Work instructions:
Leave out every picture, and restate word for word only the lines from the one containing "What data was" through the end of the material.
######
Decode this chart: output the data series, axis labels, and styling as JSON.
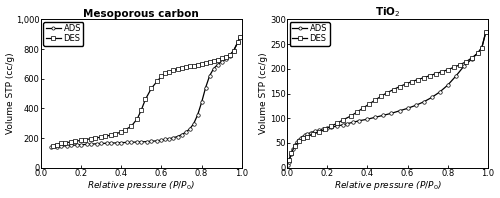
{
  "left_title": "Mesoporous carbon",
  "right_title": "TiO$_2$",
  "xlabel": "Relative pressure ($P/P_0$)",
  "ylabel": "Volume STP (cc/g)",
  "left_ylim": [
    0,
    1000
  ],
  "left_yticks": [
    0,
    200,
    400,
    600,
    800,
    1000
  ],
  "right_ylim": [
    0,
    300
  ],
  "right_yticks": [
    0,
    50,
    100,
    150,
    200,
    250,
    300
  ],
  "xlim": [
    0,
    1.0
  ],
  "xticks": [
    0,
    0.2,
    0.4,
    0.6,
    0.8,
    1.0
  ],
  "left_ads_x": [
    0.05,
    0.08,
    0.1,
    0.13,
    0.15,
    0.18,
    0.2,
    0.23,
    0.25,
    0.28,
    0.3,
    0.33,
    0.35,
    0.38,
    0.4,
    0.43,
    0.45,
    0.48,
    0.5,
    0.53,
    0.55,
    0.58,
    0.6,
    0.62,
    0.64,
    0.66,
    0.68,
    0.7,
    0.72,
    0.74,
    0.76,
    0.78,
    0.8,
    0.82,
    0.84,
    0.86,
    0.88,
    0.9,
    0.92,
    0.94,
    0.96,
    0.98,
    0.99
  ],
  "left_ads_y": [
    138,
    142,
    145,
    148,
    150,
    153,
    155,
    157,
    159,
    161,
    163,
    165,
    166,
    167,
    169,
    170,
    171,
    173,
    174,
    176,
    178,
    181,
    185,
    190,
    195,
    202,
    210,
    222,
    238,
    260,
    295,
    355,
    440,
    540,
    620,
    668,
    695,
    715,
    730,
    750,
    790,
    845,
    880
  ],
  "left_des_x": [
    0.99,
    0.98,
    0.96,
    0.94,
    0.92,
    0.9,
    0.88,
    0.86,
    0.84,
    0.82,
    0.8,
    0.78,
    0.76,
    0.74,
    0.72,
    0.7,
    0.68,
    0.66,
    0.64,
    0.62,
    0.6,
    0.58,
    0.55,
    0.52,
    0.5,
    0.48,
    0.45,
    0.42,
    0.4,
    0.37,
    0.35,
    0.32,
    0.3,
    0.27,
    0.25,
    0.22,
    0.2,
    0.17,
    0.15,
    0.12,
    0.1,
    0.08,
    0.06
  ],
  "left_des_y": [
    880,
    845,
    790,
    760,
    748,
    738,
    728,
    720,
    713,
    707,
    700,
    694,
    688,
    683,
    678,
    672,
    666,
    658,
    648,
    635,
    615,
    585,
    535,
    460,
    390,
    330,
    280,
    255,
    240,
    228,
    220,
    212,
    206,
    200,
    195,
    189,
    184,
    178,
    173,
    168,
    163,
    156,
    148
  ],
  "right_ads_x": [
    0.005,
    0.01,
    0.02,
    0.03,
    0.04,
    0.05,
    0.06,
    0.07,
    0.08,
    0.09,
    0.1,
    0.12,
    0.14,
    0.16,
    0.18,
    0.2,
    0.22,
    0.25,
    0.28,
    0.3,
    0.33,
    0.36,
    0.4,
    0.44,
    0.48,
    0.52,
    0.56,
    0.6,
    0.64,
    0.68,
    0.72,
    0.76,
    0.8,
    0.84,
    0.88,
    0.92,
    0.95,
    0.97,
    0.99
  ],
  "right_ads_y": [
    5,
    12,
    28,
    38,
    46,
    52,
    56,
    60,
    63,
    66,
    68,
    71,
    74,
    76,
    78,
    80,
    82,
    84,
    87,
    89,
    92,
    95,
    98,
    102,
    106,
    110,
    115,
    120,
    126,
    133,
    142,
    153,
    167,
    185,
    205,
    220,
    232,
    243,
    275
  ],
  "right_des_x": [
    0.99,
    0.97,
    0.95,
    0.92,
    0.89,
    0.86,
    0.83,
    0.8,
    0.77,
    0.74,
    0.71,
    0.68,
    0.65,
    0.62,
    0.59,
    0.56,
    0.53,
    0.5,
    0.47,
    0.44,
    0.41,
    0.38,
    0.35,
    0.32,
    0.28,
    0.25,
    0.22,
    0.19,
    0.16,
    0.13,
    0.1,
    0.08,
    0.06,
    0.04,
    0.02,
    0.01
  ],
  "right_des_y": [
    275,
    243,
    232,
    222,
    214,
    208,
    203,
    198,
    194,
    190,
    186,
    182,
    178,
    174,
    169,
    164,
    158,
    152,
    145,
    137,
    129,
    121,
    113,
    105,
    97,
    90,
    84,
    78,
    73,
    68,
    63,
    59,
    53,
    44,
    30,
    15
  ],
  "line_color": "#000000",
  "marker_ads": "o",
  "marker_des": "s",
  "marker_size": 2.5,
  "linewidth": 0.9,
  "title_fontsize": 7.5,
  "label_fontsize": 6.5,
  "tick_fontsize": 6,
  "legend_fontsize": 6,
  "background_color": "#ffffff"
}
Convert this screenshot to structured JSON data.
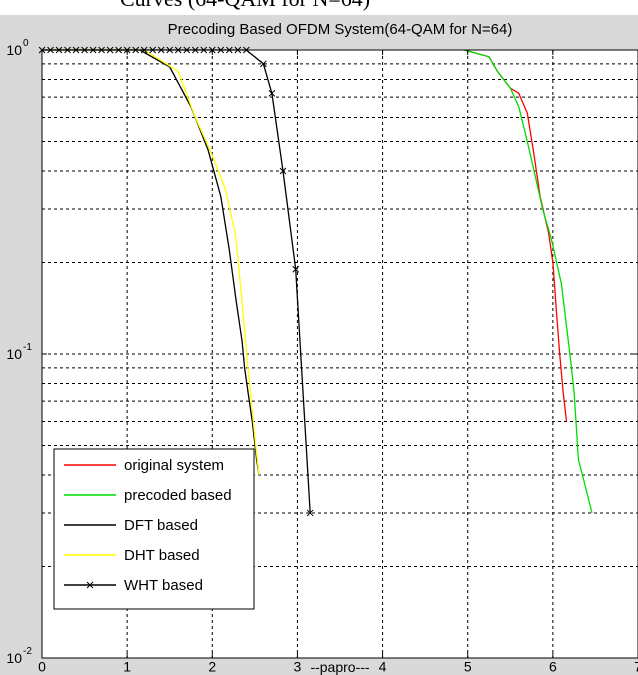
{
  "header_fragment": "Curves (64-QAM for N=64)",
  "chart_data": {
    "type": "line",
    "title": "Precoding Based OFDM System(64-QAM for N=64)",
    "xlabel": "--papro---",
    "ylabel": "",
    "xlim": [
      0,
      7
    ],
    "ylim": [
      0.01,
      1
    ],
    "yscale": "log",
    "grid": true,
    "legend_position": "bottom-left",
    "x_ticks": [
      "0",
      "1",
      "2",
      "3",
      "4",
      "5",
      "6",
      "7"
    ],
    "y_ticks": [
      {
        "value": 1,
        "base": "10",
        "exp": "0"
      },
      {
        "value": 0.1,
        "base": "10",
        "exp": "-1"
      },
      {
        "value": 0.01,
        "base": "10",
        "exp": "-2"
      }
    ],
    "series": [
      {
        "name": "original system",
        "color": "#ff0000",
        "marker": "none",
        "x": [
          4.96,
          5.25,
          5.35,
          5.5,
          5.6,
          5.7,
          5.78,
          5.85,
          5.95,
          6.0,
          6.04,
          6.08,
          6.12,
          6.16
        ],
        "y": [
          1.0,
          0.95,
          0.85,
          0.75,
          0.72,
          0.62,
          0.45,
          0.33,
          0.25,
          0.2,
          0.14,
          0.1,
          0.075,
          0.06
        ]
      },
      {
        "name": "precoded based",
        "color": "#00dd00",
        "marker": "none",
        "x": [
          4.96,
          5.25,
          5.35,
          5.5,
          5.6,
          5.7,
          5.78,
          5.88,
          5.98,
          6.1,
          6.2,
          6.25,
          6.3,
          6.4,
          6.46
        ],
        "y": [
          1.0,
          0.95,
          0.85,
          0.75,
          0.65,
          0.5,
          0.4,
          0.3,
          0.24,
          0.17,
          0.1,
          0.075,
          0.045,
          0.035,
          0.03
        ]
      },
      {
        "name": "DFT based",
        "color": "#000000",
        "marker": "none",
        "x": [
          0,
          1.15,
          1.5,
          1.75,
          1.95,
          2.1,
          2.2,
          2.28,
          2.35,
          2.38,
          2.42,
          2.47,
          2.52,
          2.55
        ],
        "y": [
          1.0,
          1.0,
          0.88,
          0.65,
          0.47,
          0.33,
          0.22,
          0.15,
          0.11,
          0.09,
          0.075,
          0.06,
          0.045,
          0.04
        ]
      },
      {
        "name": "DHT based",
        "color": "#ffff00",
        "marker": "none",
        "x": [
          0,
          1.2,
          1.6,
          1.8,
          2.0,
          2.15,
          2.27,
          2.33,
          2.38,
          2.42,
          2.47,
          2.51,
          2.55
        ],
        "y": [
          1.0,
          1.0,
          0.85,
          0.6,
          0.45,
          0.35,
          0.25,
          0.17,
          0.12,
          0.09,
          0.065,
          0.05,
          0.04
        ]
      },
      {
        "name": "WHT based",
        "color": "#000000",
        "marker": "x",
        "x": [
          0,
          0.1,
          0.2,
          0.3,
          0.4,
          0.5,
          0.6,
          0.7,
          0.8,
          0.9,
          1.0,
          1.1,
          1.2,
          1.3,
          1.4,
          1.5,
          1.6,
          1.7,
          1.8,
          1.9,
          2.0,
          2.1,
          2.2,
          2.3,
          2.4,
          2.6,
          2.7,
          2.83,
          2.98,
          3.15
        ],
        "y": [
          1.0,
          1.0,
          1.0,
          1.0,
          1.0,
          1.0,
          1.0,
          1.0,
          1.0,
          1.0,
          1.0,
          1.0,
          1.0,
          1.0,
          1.0,
          1.0,
          1.0,
          1.0,
          1.0,
          1.0,
          1.0,
          1.0,
          1.0,
          1.0,
          1.0,
          0.9,
          0.72,
          0.4,
          0.19,
          0.03
        ]
      }
    ]
  }
}
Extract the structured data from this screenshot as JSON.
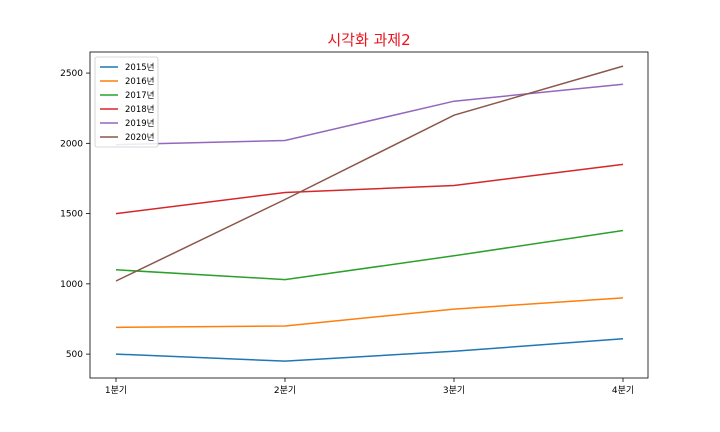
{
  "chart_data": {
    "type": "line",
    "title": "시각화 과제2",
    "title_color": "#e8141e",
    "xlabel": "",
    "ylabel": "",
    "categories": [
      "1분기",
      "2분기",
      "3분기",
      "4분기"
    ],
    "ylim": [
      330,
      2650
    ],
    "yticks": [
      500,
      1000,
      1500,
      2000,
      2500
    ],
    "grid": false,
    "legend_position": "top-left",
    "series": [
      {
        "name": "2015년",
        "color": "#1f77b4",
        "values": [
          500,
          450,
          520,
          610
        ]
      },
      {
        "name": "2016년",
        "color": "#ff7f0e",
        "values": [
          690,
          700,
          820,
          900
        ]
      },
      {
        "name": "2017년",
        "color": "#2ca02c",
        "values": [
          1100,
          1030,
          1200,
          1380
        ]
      },
      {
        "name": "2018년",
        "color": "#d62728",
        "values": [
          1500,
          1650,
          1700,
          1850
        ]
      },
      {
        "name": "2019년",
        "color": "#9467bd",
        "values": [
          1990,
          2020,
          2300,
          2420
        ]
      },
      {
        "name": "2020년",
        "color": "#8c564b",
        "values": [
          1020,
          1600,
          2200,
          2550
        ]
      }
    ]
  }
}
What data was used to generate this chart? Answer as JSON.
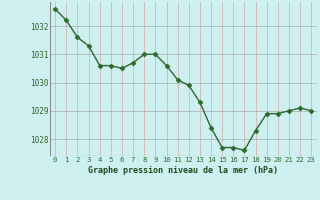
{
  "x": [
    0,
    1,
    2,
    3,
    4,
    5,
    6,
    7,
    8,
    9,
    10,
    11,
    12,
    13,
    14,
    15,
    16,
    17,
    18,
    19,
    20,
    21,
    22,
    23
  ],
  "y": [
    1032.6,
    1032.2,
    1031.6,
    1031.3,
    1030.6,
    1030.6,
    1030.5,
    1030.7,
    1031.0,
    1031.0,
    1030.6,
    1030.1,
    1029.9,
    1029.3,
    1028.4,
    1027.7,
    1027.7,
    1027.6,
    1028.3,
    1028.9,
    1028.9,
    1029.0,
    1029.1,
    1029.0
  ],
  "line_color": "#2d6a2d",
  "marker": "D",
  "marker_size": 2.5,
  "bg_color": "#cef0f0",
  "grid_color": "#b0c8c8",
  "grid_color_v": "#c0a0a0",
  "xlabel": "Graphe pression niveau de la mer (hPa)",
  "xlabel_color": "#1a4d1a",
  "tick_color": "#2d6a2d",
  "ylim": [
    1027.4,
    1032.85
  ],
  "yticks": [
    1028,
    1029,
    1030,
    1031,
    1032
  ],
  "xlim": [
    -0.5,
    23.5
  ],
  "xticks": [
    0,
    1,
    2,
    3,
    4,
    5,
    6,
    7,
    8,
    9,
    10,
    11,
    12,
    13,
    14,
    15,
    16,
    17,
    18,
    19,
    20,
    21,
    22,
    23
  ]
}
######
Task response:
What data was used to generate this chart? Answer as JSON.
{
  "x": [
    0,
    1,
    2,
    3,
    4,
    5,
    6,
    7,
    8,
    9,
    10,
    11,
    12,
    13,
    14,
    15,
    16,
    17,
    18,
    19,
    20,
    21,
    22,
    23
  ],
  "y": [
    1032.6,
    1032.2,
    1031.6,
    1031.3,
    1030.6,
    1030.6,
    1030.5,
    1030.7,
    1031.0,
    1031.0,
    1030.6,
    1030.1,
    1029.9,
    1029.3,
    1028.4,
    1027.7,
    1027.7,
    1027.6,
    1028.3,
    1028.9,
    1028.9,
    1029.0,
    1029.1,
    1029.0
  ],
  "line_color": "#2d6a2d",
  "marker": "D",
  "marker_size": 2.5,
  "bg_color": "#cef0f0",
  "grid_color": "#b0c8c8",
  "grid_color_v": "#c0a0a0",
  "xlabel": "Graphe pression niveau de la mer (hPa)",
  "xlabel_color": "#1a4d1a",
  "tick_color": "#2d6a2d",
  "ylim": [
    1027.4,
    1032.85
  ],
  "yticks": [
    1028,
    1029,
    1030,
    1031,
    1032
  ],
  "xlim": [
    -0.5,
    23.5
  ],
  "xticks": [
    0,
    1,
    2,
    3,
    4,
    5,
    6,
    7,
    8,
    9,
    10,
    11,
    12,
    13,
    14,
    15,
    16,
    17,
    18,
    19,
    20,
    21,
    22,
    23
  ]
}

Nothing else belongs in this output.